* START Input rows *

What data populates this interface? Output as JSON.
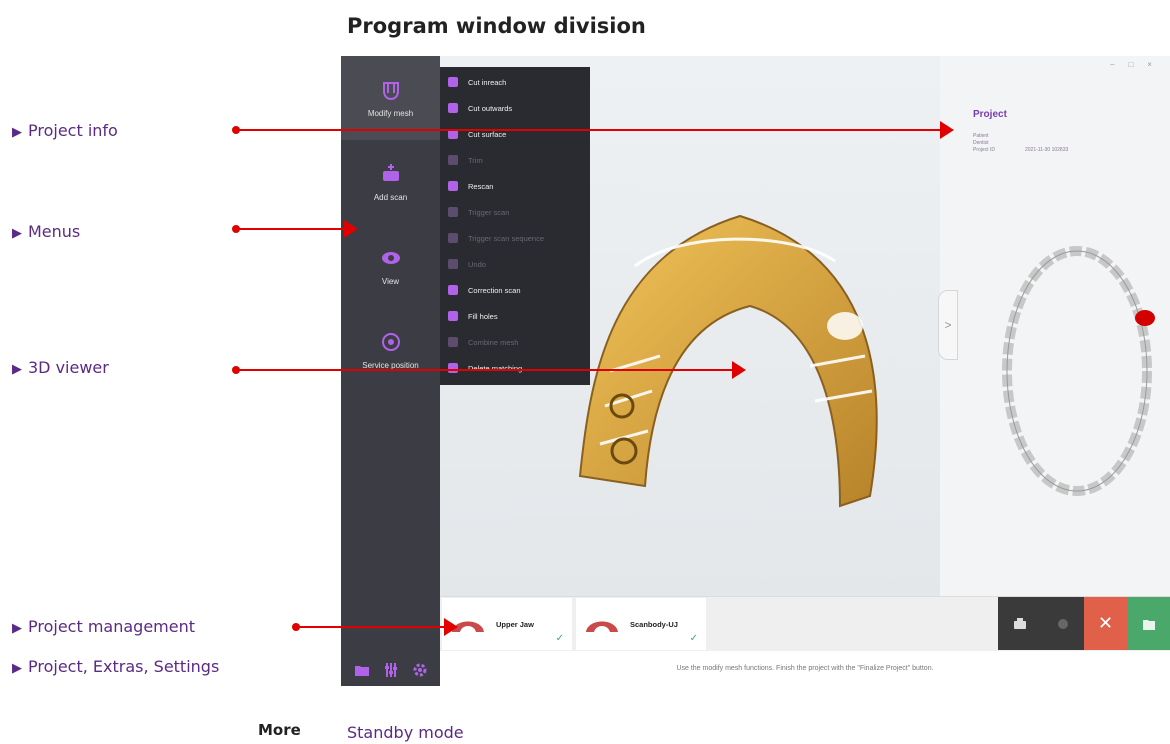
{
  "title": "Program window division",
  "legend": [
    {
      "id": "project-info",
      "label": "Project info"
    },
    {
      "id": "menus",
      "label": "Menus"
    },
    {
      "id": "viewer",
      "label": "3D viewer"
    },
    {
      "id": "management",
      "label": "Project management"
    },
    {
      "id": "extras",
      "label": "Project, Extras, Settings"
    }
  ],
  "footer": {
    "more": "More",
    "link": "Standby mode"
  },
  "sidebar": {
    "items": [
      {
        "label": "Modify mesh",
        "icon": "jaw-mesh-icon"
      },
      {
        "label": "Add scan",
        "icon": "add-scan-icon"
      },
      {
        "label": "View",
        "icon": "eye-icon"
      },
      {
        "label": "Service position",
        "icon": "service-position-icon"
      }
    ],
    "bottom_icons": [
      "folder-icon",
      "sliders-icon",
      "gear-icon"
    ]
  },
  "submenu": {
    "items": [
      {
        "label": "Cut inreach",
        "enabled": true
      },
      {
        "label": "Cut outwards",
        "enabled": true
      },
      {
        "label": "Cut surface",
        "enabled": true
      },
      {
        "label": "Trim",
        "enabled": false
      },
      {
        "label": "Rescan",
        "enabled": true
      },
      {
        "label": "Trigger scan",
        "enabled": false
      },
      {
        "label": "Trigger scan sequence",
        "enabled": false
      },
      {
        "label": "Undo",
        "enabled": false
      },
      {
        "label": "Correction scan",
        "enabled": true
      },
      {
        "label": "Fill holes",
        "enabled": true
      },
      {
        "label": "Combine mesh",
        "enabled": false
      },
      {
        "label": "Delete matching",
        "enabled": true
      }
    ]
  },
  "project_panel": {
    "title": "Project",
    "lines": [
      "Patient",
      "Dentist",
      "Project ID"
    ],
    "project_id_value": "2021-11-30 102833",
    "window_controls": [
      "–",
      "□",
      "×"
    ]
  },
  "scans": [
    {
      "name": "Upper Jaw",
      "checked": true
    },
    {
      "name": "Scanbody-UJ",
      "checked": true
    }
  ],
  "actions": [
    {
      "icon": "scanner-icon",
      "color": "#3a3a3a"
    },
    {
      "icon": "camera-icon",
      "color": "#3a3a3a"
    },
    {
      "icon": "close-icon",
      "color": "#e0604a",
      "symbol": "✕"
    },
    {
      "icon": "finalize-icon",
      "color": "#4aa86a"
    }
  ],
  "hint": "Use the modify mesh functions. Finish the project with the \"Finalize Project\" button.",
  "colors": {
    "accent": "#7a3bb0",
    "arrow": "#e00000",
    "legend": "#5b2a86",
    "jaw": "#d6a23c"
  }
}
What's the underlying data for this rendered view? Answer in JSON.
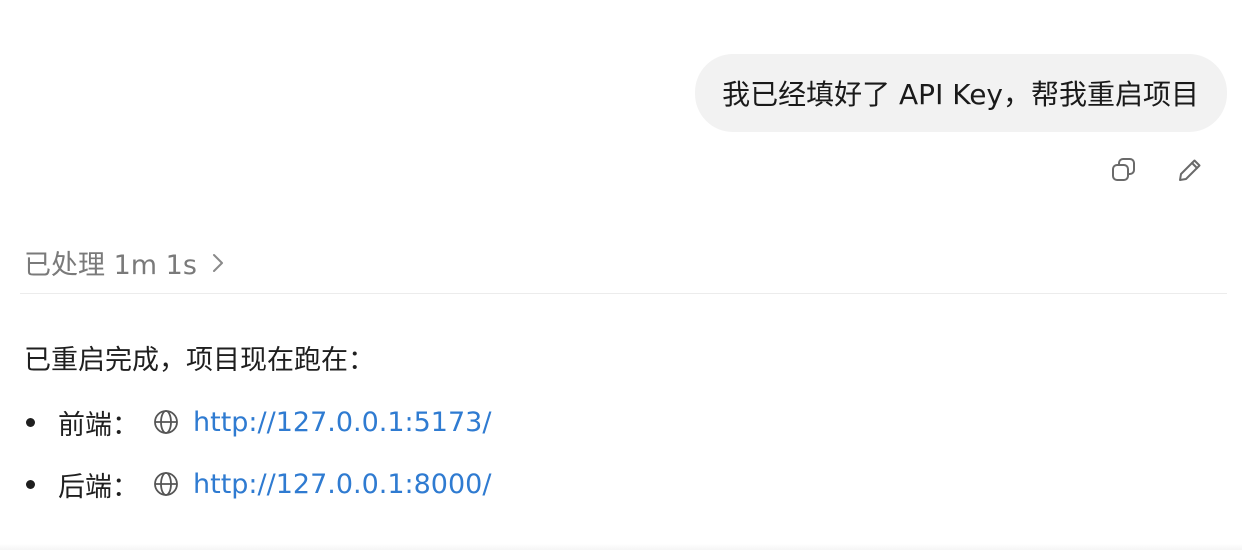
{
  "user_message": {
    "text": "我已经填好了 API Key，帮我重启项目"
  },
  "message_actions": {
    "copy_icon": "copy-icon",
    "edit_icon": "pencil-icon"
  },
  "processing": {
    "label": "已处理 1m 1s",
    "chevron_icon": "chevron-right-icon"
  },
  "reply": {
    "intro": "已重启完成，项目现在跑在：",
    "items": [
      {
        "label": "前端：",
        "icon": "globe-icon",
        "url": "http://127.0.0.1:5173/"
      },
      {
        "label": "后端：",
        "icon": "globe-icon",
        "url": "http://127.0.0.1:8000/"
      }
    ]
  },
  "colors": {
    "bubble_bg": "#f2f2f2",
    "link": "#2f7bd1",
    "muted_text": "#7a7a7a"
  }
}
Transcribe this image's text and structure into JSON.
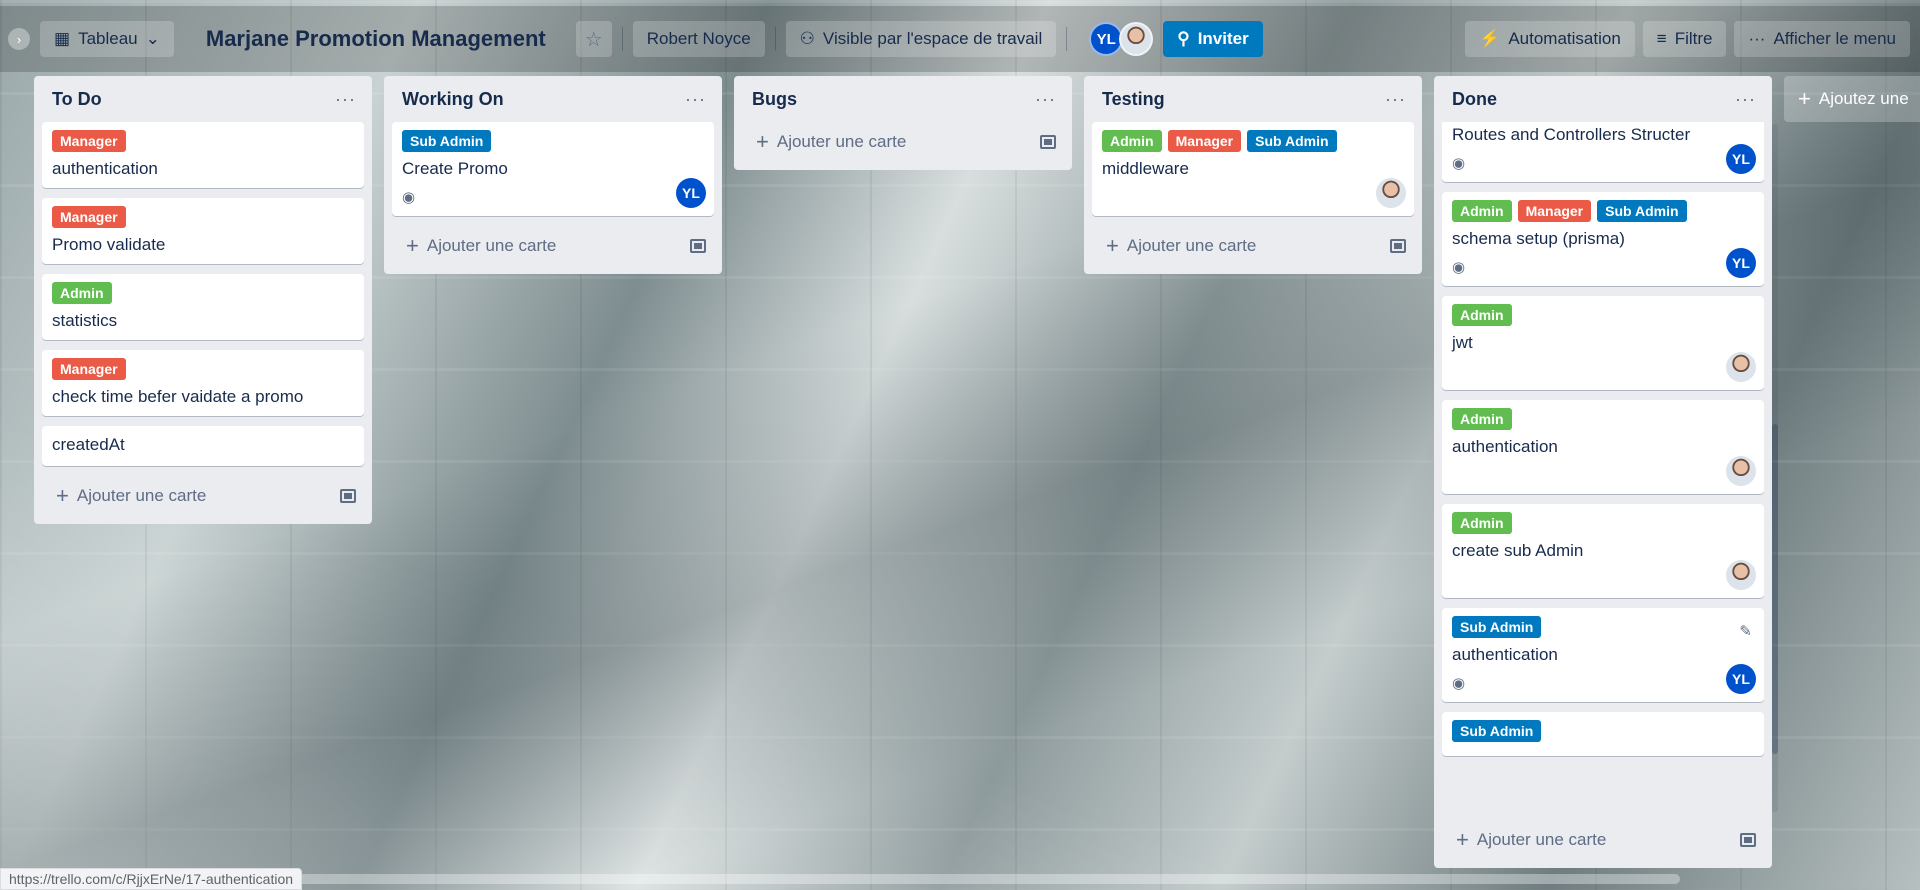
{
  "topbar": {
    "view_label": "Tableau",
    "board_title": "Marjane Promotion Management",
    "workspace_owner": "Robert Noyce",
    "visibility": "Visible par l'espace de travail",
    "member_initials": "YL",
    "invite_label": "Inviter",
    "automation_label": "Automatisation",
    "filter_label": "Filtre",
    "menu_label": "Afficher le menu"
  },
  "add_card_label": "Ajouter une carte",
  "add_list_label": "Ajoutez une",
  "label_colors": {
    "Manager": "#eb5a46",
    "Admin": "#61bd4f",
    "Sub Admin": "#0079bf"
  },
  "lists": [
    {
      "title": "To Do",
      "cards": [
        {
          "labels": [
            "Manager"
          ],
          "title": "authentication"
        },
        {
          "labels": [
            "Manager"
          ],
          "title": "Promo validate"
        },
        {
          "labels": [
            "Admin"
          ],
          "title": "statistics"
        },
        {
          "labels": [
            "Manager"
          ],
          "title": "check time befer vaidate a promo"
        },
        {
          "labels": [],
          "title": "createdAt"
        }
      ]
    },
    {
      "title": "Working On",
      "cards": [
        {
          "labels": [
            "Sub Admin"
          ],
          "title": "Create Promo",
          "watch": true,
          "avatar": "YL"
        }
      ]
    },
    {
      "title": "Bugs",
      "cards": []
    },
    {
      "title": "Testing",
      "cards": [
        {
          "labels": [
            "Admin",
            "Manager",
            "Sub Admin"
          ],
          "title": "middleware",
          "avatar": "photo"
        }
      ]
    },
    {
      "title": "Done",
      "cards": [
        {
          "labels": [],
          "title": "Routes and Controllers Structer",
          "watch": true,
          "avatar": "YL"
        },
        {
          "labels": [
            "Admin",
            "Manager",
            "Sub Admin"
          ],
          "title": "schema setup (prisma)",
          "watch": true,
          "avatar": "YL"
        },
        {
          "labels": [
            "Admin"
          ],
          "title": "jwt",
          "avatar": "photo"
        },
        {
          "labels": [
            "Admin"
          ],
          "title": "authentication",
          "avatar": "photo"
        },
        {
          "labels": [
            "Admin"
          ],
          "title": "create sub Admin",
          "avatar": "photo"
        },
        {
          "labels": [
            "Sub Admin"
          ],
          "title": "authentication",
          "watch": true,
          "avatar": "YL",
          "edit": true
        },
        {
          "labels": [
            "Sub Admin"
          ],
          "title": ""
        }
      ]
    }
  ],
  "status_bar_url": "https://trello.com/c/RjjxErNe/17-authentication"
}
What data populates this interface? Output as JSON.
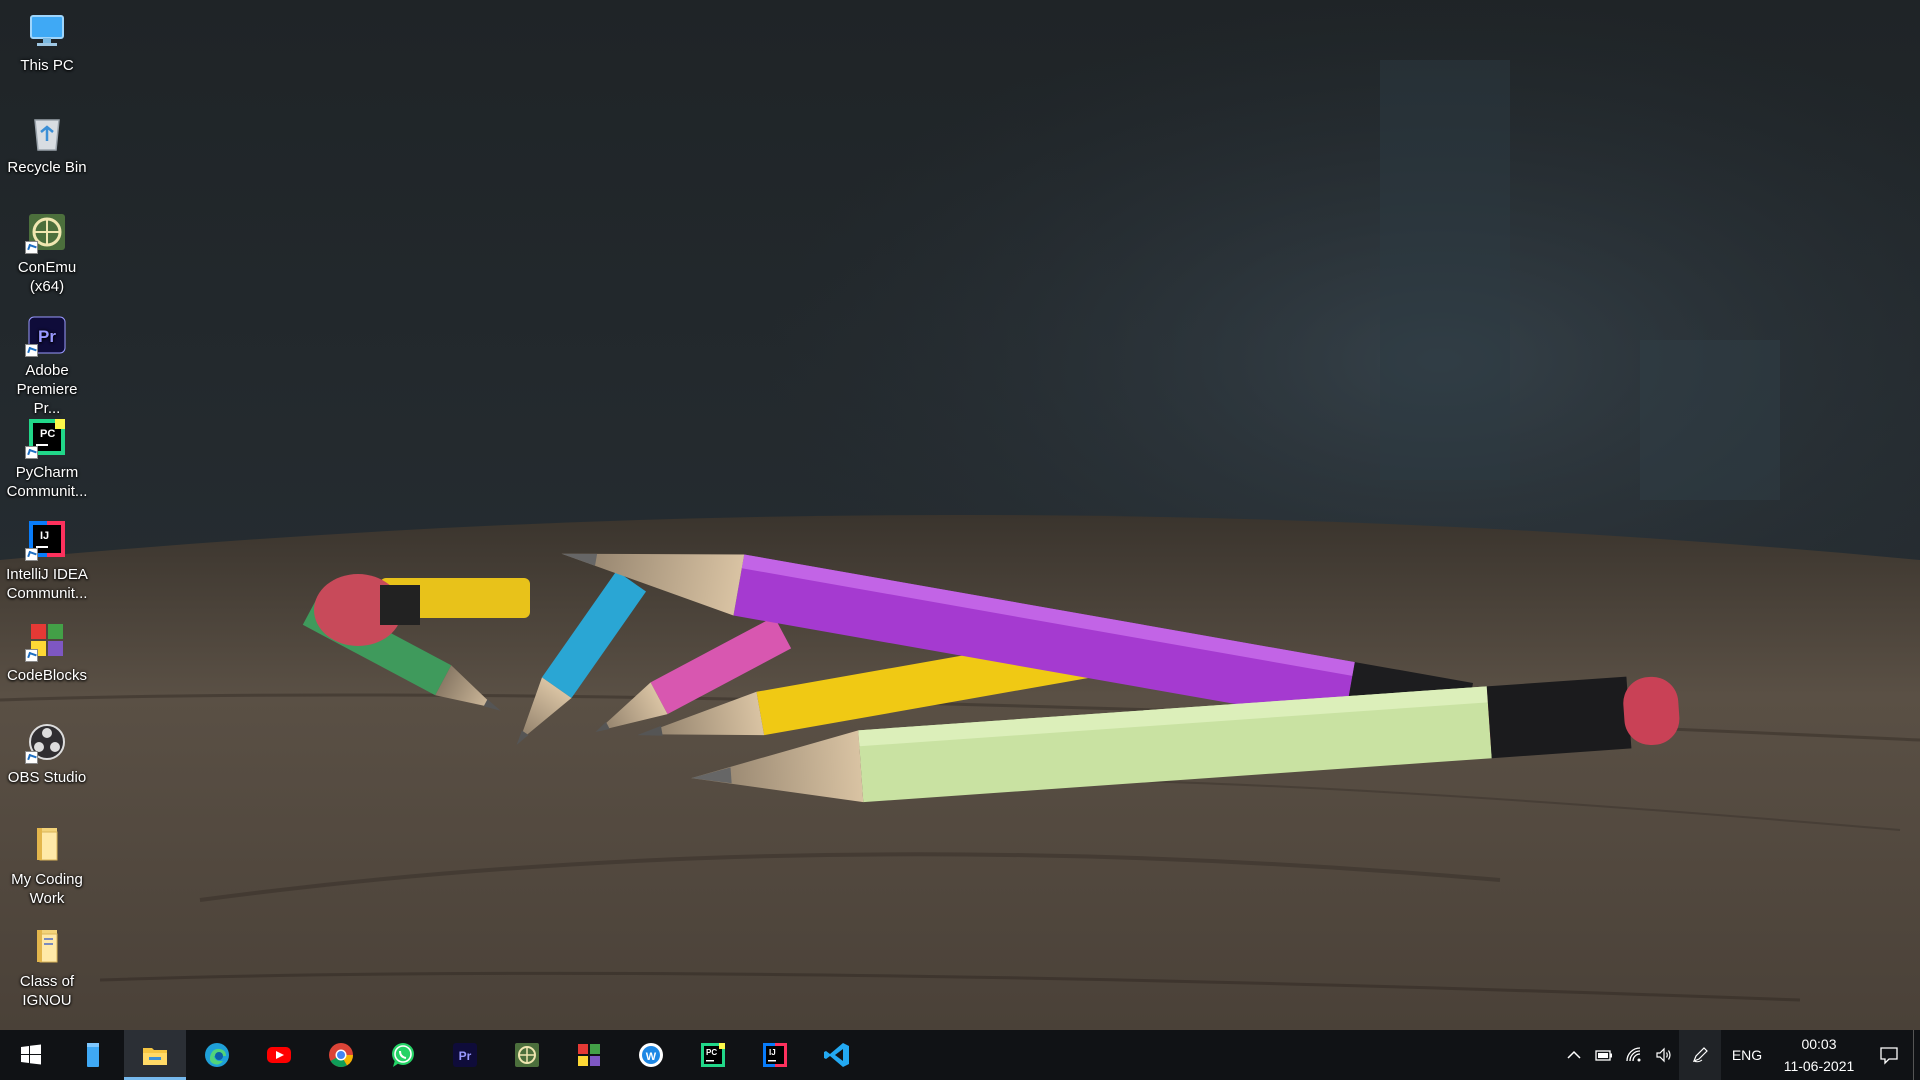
{
  "desktop_icons": [
    {
      "label": "This PC",
      "icon": "this-pc-icon"
    },
    {
      "label": "Recycle Bin",
      "icon": "recycle-bin-icon"
    },
    {
      "label": "ConEmu\n(x64)",
      "icon": "conemu-icon"
    },
    {
      "label": "Adobe\nPremiere Pr...",
      "icon": "premiere-pro-icon"
    },
    {
      "label": "PyCharm\nCommunit...",
      "icon": "pycharm-icon"
    },
    {
      "label": "IntelliJ IDEA\nCommunit...",
      "icon": "intellij-idea-icon"
    },
    {
      "label": "CodeBlocks",
      "icon": "codeblocks-icon"
    },
    {
      "label": "OBS Studio",
      "icon": "obs-studio-icon"
    },
    {
      "label": "My Coding\nWork",
      "icon": "folder-icon"
    },
    {
      "label": "Class of\nIGNOU",
      "icon": "folder-icon"
    }
  ],
  "taskbar": {
    "apps": [
      "start-icon",
      "notepad-icon",
      "file-explorer-icon",
      "edge-icon",
      "youtube-icon",
      "chrome-icon",
      "whatsapp-icon",
      "premiere-pro-icon",
      "conemu-icon",
      "codeblocks-icon",
      "app-w-icon",
      "pycharm-icon",
      "intellij-idea-icon",
      "vscode-icon"
    ],
    "active_app": "file-explorer-icon",
    "tray_icons": [
      "chevron-up-icon",
      "battery-icon",
      "wifi-icon",
      "volume-icon",
      "pen-icon"
    ],
    "language": "ENG",
    "time": "00:03",
    "date": "11-06-2021"
  },
  "colors": {
    "taskbar_bg": "#101215",
    "active_underline": "#76b9ed"
  }
}
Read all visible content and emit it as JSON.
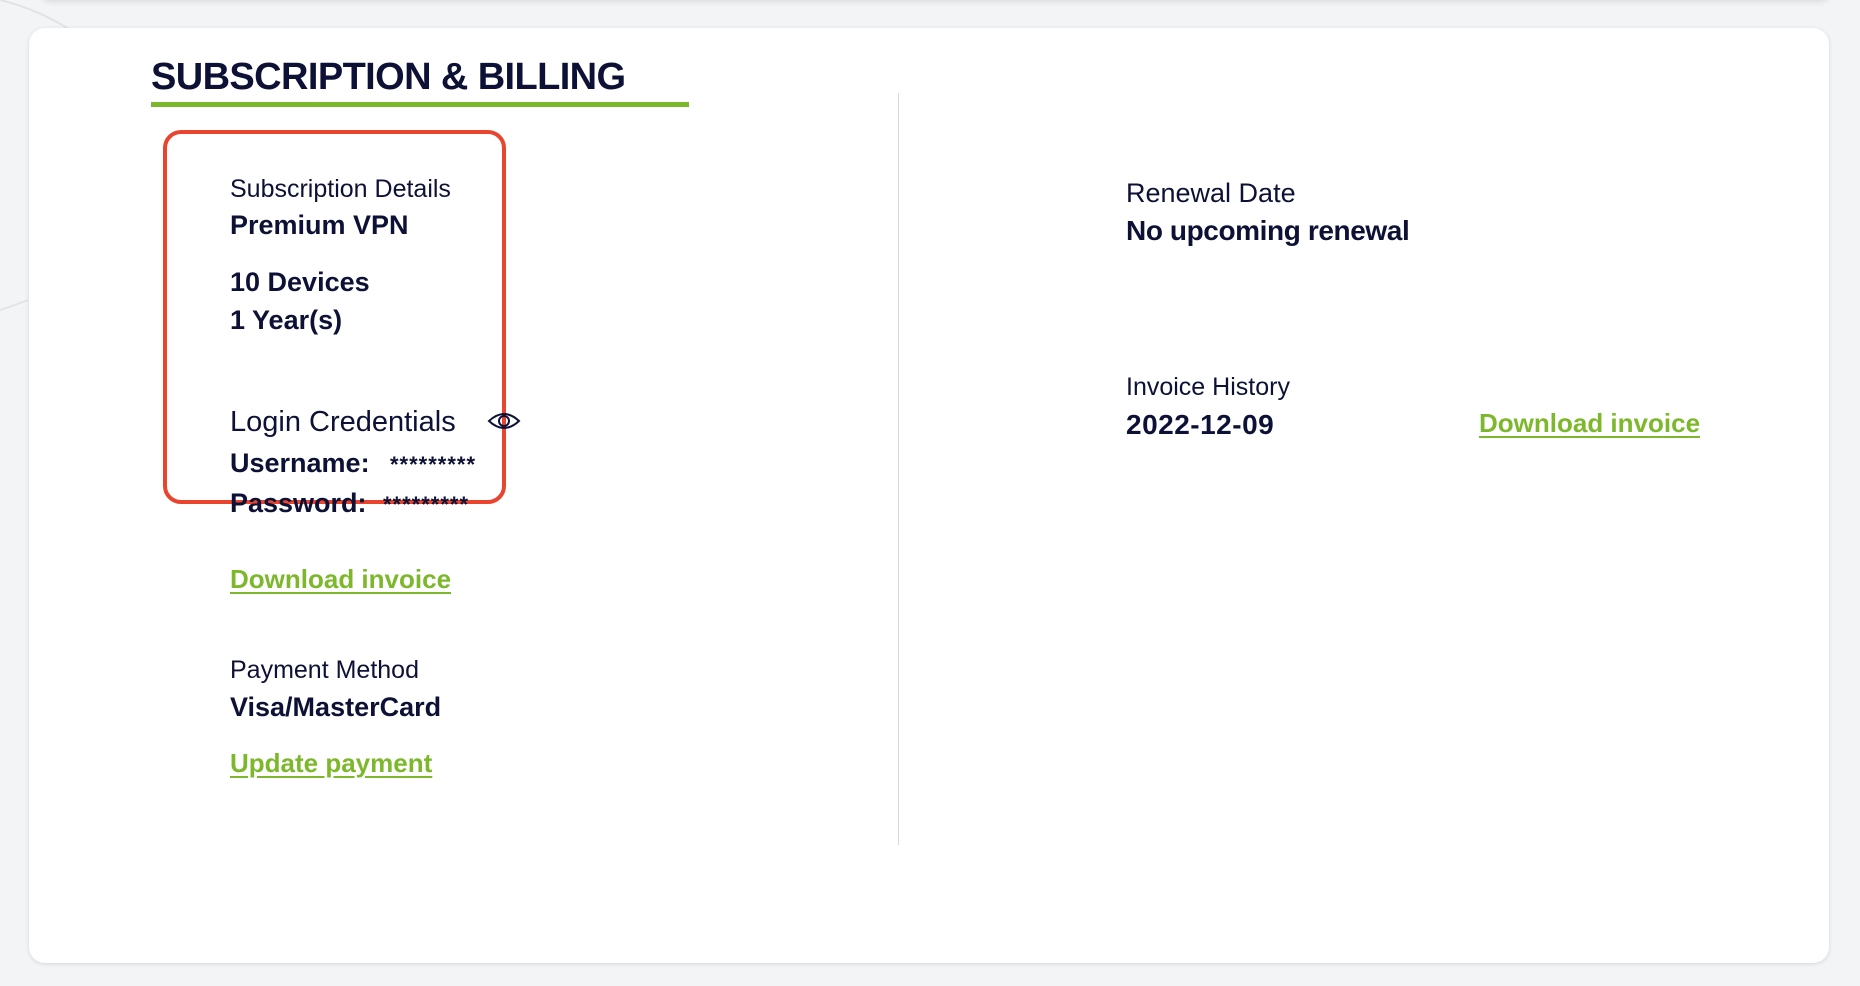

* END Input rows *

● **Instructions to follow**:
Among the lines of the material, find those that hold the word "chevron" and copy them.

● **Solution for this task**:
    "chevron_icon": "chevron-right-icon"
      "chevron-up-icon",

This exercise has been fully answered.